» **What is asked**
Return the lines of the listing word for word, starting at its first line and stopping after the line that contains "52, 343, 68]".

» **Records of where the elements appear**
□ □ □ □

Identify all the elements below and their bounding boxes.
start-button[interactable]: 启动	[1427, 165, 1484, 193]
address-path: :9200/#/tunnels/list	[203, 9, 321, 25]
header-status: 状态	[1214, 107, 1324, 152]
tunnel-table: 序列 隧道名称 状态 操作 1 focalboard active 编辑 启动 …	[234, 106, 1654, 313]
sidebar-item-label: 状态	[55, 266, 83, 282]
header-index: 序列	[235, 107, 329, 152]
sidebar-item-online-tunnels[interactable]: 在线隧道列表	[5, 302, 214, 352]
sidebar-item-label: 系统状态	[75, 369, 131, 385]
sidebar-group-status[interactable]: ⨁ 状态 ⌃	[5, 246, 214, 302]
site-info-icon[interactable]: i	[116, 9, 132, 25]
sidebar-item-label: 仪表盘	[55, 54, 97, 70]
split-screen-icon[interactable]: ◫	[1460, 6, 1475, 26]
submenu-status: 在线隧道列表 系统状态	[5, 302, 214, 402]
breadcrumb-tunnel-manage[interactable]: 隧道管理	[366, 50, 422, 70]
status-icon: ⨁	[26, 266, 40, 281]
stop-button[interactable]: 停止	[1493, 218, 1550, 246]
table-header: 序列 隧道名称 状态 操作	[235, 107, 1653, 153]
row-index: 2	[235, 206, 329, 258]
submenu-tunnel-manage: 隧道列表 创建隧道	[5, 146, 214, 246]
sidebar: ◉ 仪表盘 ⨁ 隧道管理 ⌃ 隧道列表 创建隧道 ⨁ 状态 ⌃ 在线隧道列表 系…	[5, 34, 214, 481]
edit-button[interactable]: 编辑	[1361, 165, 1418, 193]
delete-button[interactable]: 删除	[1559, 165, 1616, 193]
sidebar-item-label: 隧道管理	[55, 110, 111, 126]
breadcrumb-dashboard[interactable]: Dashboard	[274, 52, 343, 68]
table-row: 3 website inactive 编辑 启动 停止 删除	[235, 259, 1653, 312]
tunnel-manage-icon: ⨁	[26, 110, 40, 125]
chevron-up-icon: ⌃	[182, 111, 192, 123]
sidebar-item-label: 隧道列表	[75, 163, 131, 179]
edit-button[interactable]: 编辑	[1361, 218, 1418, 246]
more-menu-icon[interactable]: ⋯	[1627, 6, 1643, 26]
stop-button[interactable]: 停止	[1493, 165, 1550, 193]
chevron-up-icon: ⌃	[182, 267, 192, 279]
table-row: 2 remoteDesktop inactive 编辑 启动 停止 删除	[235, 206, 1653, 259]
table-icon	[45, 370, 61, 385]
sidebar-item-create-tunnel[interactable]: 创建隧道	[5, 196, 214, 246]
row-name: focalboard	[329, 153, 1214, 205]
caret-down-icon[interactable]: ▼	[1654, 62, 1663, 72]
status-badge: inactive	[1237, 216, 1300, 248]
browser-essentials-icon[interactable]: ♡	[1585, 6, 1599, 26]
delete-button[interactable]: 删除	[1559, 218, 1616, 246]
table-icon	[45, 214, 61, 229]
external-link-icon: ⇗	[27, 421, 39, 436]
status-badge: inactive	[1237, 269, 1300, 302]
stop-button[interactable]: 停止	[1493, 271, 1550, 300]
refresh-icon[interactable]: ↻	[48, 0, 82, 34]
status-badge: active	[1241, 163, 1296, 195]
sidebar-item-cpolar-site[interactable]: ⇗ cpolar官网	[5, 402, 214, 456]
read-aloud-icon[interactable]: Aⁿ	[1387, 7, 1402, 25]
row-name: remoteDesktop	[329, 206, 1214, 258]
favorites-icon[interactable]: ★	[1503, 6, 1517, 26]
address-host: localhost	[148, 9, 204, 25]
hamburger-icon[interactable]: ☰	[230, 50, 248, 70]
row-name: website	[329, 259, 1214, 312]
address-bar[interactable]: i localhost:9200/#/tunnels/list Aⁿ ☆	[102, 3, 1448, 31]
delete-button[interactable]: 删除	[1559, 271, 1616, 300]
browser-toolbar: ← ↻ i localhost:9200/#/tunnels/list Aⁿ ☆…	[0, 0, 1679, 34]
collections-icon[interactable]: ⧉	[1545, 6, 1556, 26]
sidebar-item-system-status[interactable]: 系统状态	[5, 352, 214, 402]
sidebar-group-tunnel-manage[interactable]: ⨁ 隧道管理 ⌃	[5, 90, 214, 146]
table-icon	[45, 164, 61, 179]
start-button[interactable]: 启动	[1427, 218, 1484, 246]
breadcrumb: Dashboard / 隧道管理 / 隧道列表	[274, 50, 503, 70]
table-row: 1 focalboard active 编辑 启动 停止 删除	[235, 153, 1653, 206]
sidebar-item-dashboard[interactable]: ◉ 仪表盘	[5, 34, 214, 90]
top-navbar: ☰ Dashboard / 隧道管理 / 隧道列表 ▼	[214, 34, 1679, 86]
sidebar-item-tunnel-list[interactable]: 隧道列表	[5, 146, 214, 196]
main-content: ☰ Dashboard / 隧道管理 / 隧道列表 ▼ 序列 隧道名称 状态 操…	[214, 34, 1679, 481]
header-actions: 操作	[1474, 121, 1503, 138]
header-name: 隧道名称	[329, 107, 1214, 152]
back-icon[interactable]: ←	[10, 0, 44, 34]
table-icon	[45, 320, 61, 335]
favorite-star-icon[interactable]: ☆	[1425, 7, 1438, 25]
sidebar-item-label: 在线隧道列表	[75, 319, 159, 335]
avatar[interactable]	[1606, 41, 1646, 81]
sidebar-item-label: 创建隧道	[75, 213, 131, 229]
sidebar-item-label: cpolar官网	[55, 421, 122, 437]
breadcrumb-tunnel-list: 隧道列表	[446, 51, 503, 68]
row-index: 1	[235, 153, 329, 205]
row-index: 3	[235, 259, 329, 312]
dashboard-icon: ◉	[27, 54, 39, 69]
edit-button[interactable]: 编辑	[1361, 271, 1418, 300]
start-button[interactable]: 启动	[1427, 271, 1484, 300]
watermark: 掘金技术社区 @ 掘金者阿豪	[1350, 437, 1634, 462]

□ □ □ □

» **Result of this exercise**
Identify all the elements below and their bounding boxes.
start-button[interactable]: 启动	[1427, 165, 1484, 193]
address-path: :9200/#/tunnels/list	[203, 9, 321, 25]
header-status: 状态	[1214, 107, 1324, 152]
tunnel-table: 序列 隧道名称 状态 操作 1 focalboard active 编辑 启动 …	[234, 106, 1654, 313]
sidebar-item-label: 状态	[55, 266, 83, 282]
header-index: 序列	[235, 107, 329, 152]
sidebar-item-online-tunnels[interactable]: 在线隧道列表	[5, 302, 214, 352]
sidebar-item-label: 系统状态	[75, 369, 131, 385]
sidebar-group-status[interactable]: ⨁ 状态 ⌃	[5, 246, 214, 302]
site-info-icon[interactable]: i	[116, 9, 132, 25]
sidebar-item-label: 仪表盘	[55, 54, 97, 70]
split-screen-icon[interactable]: ◫	[1460, 6, 1475, 26]
submenu-status: 在线隧道列表 系统状态	[5, 302, 214, 402]
breadcrumb-tunnel-manage[interactable]: 隧道管理	[366, 50, 422, 70]
status-icon: ⨁	[26, 266, 40, 281]
stop-button[interactable]: 停止	[1493, 218, 1550, 246]
table-header: 序列 隧道名称 状态 操作	[235, 107, 1653, 153]
row-index: 2	[235, 206, 329, 258]
submenu-tunnel-manage: 隧道列表 创建隧道	[5, 146, 214, 246]
sidebar: ◉ 仪表盘 ⨁ 隧道管理 ⌃ 隧道列表 创建隧道 ⨁ 状态 ⌃ 在线隧道列表 系…	[5, 34, 214, 481]
edit-button[interactable]: 编辑	[1361, 165, 1418, 193]
delete-button[interactable]: 删除	[1559, 165, 1616, 193]
sidebar-item-label: 隧道管理	[55, 110, 111, 126]
breadcrumb-dashboard[interactable]: Dashboard	[274, 52, 343, 68]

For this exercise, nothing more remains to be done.